▸ **Task to complete**
Repeat the records word for word, excluding any picture.

Data entries
--- --- ---
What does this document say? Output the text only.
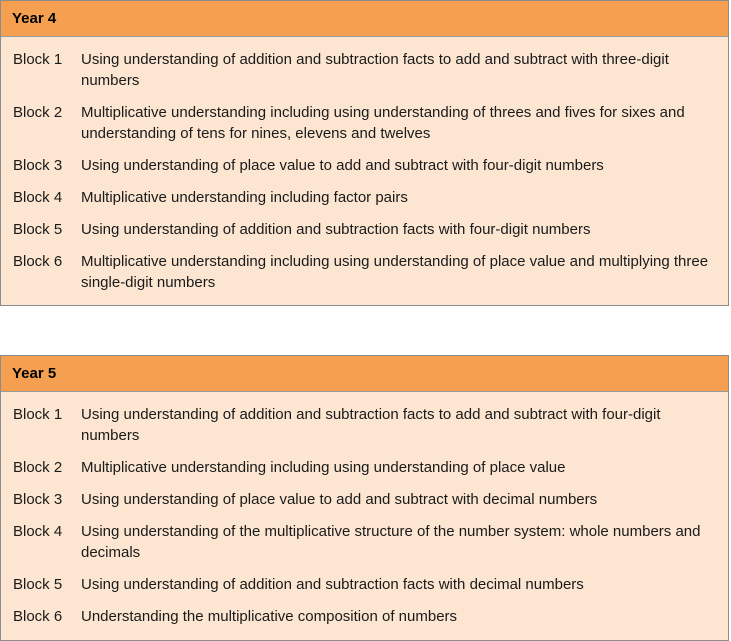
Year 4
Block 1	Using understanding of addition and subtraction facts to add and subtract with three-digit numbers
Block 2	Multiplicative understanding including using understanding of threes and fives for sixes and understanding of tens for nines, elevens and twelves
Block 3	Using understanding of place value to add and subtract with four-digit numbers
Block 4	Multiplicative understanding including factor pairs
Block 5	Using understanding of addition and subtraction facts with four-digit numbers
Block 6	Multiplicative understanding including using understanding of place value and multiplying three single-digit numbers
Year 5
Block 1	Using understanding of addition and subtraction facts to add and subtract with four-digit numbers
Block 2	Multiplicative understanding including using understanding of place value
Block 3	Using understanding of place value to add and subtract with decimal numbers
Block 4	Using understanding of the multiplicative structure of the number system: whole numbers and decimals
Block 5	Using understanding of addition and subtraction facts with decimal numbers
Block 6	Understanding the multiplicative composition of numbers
--- --- ---
▸ **Response for this exercise**
What does this document say? Output the text only.
Year 4
Block 1	Using understanding of addition and subtraction facts to add and subtract with three-digit numbers
Block 2	Multiplicative understanding including using understanding of threes and fives for sixes and understanding of tens for nines, elevens and twelves
Block 3	Using understanding of place value to add and subtract with four-digit numbers
Block 4	Multiplicative understanding including factor pairs
Block 5	Using understanding of addition and subtraction facts with four-digit numbers
Block 6	Multiplicative understanding including using understanding of place value and multiplying three single-digit numbers
Year 5
Block 1	Using understanding of addition and subtraction facts to add and subtract with four-digit numbers
Block 2	Multiplicative understanding including using understanding of place value
Block 3	Using understanding of place value to add and subtract with decimal numbers
Block 4	Using understanding of the multiplicative structure of the number system: whole numbers and decimals
Block 5	Using understanding of addition and subtraction facts with decimal numbers
Block 6	Understanding the multiplicative composition of numbers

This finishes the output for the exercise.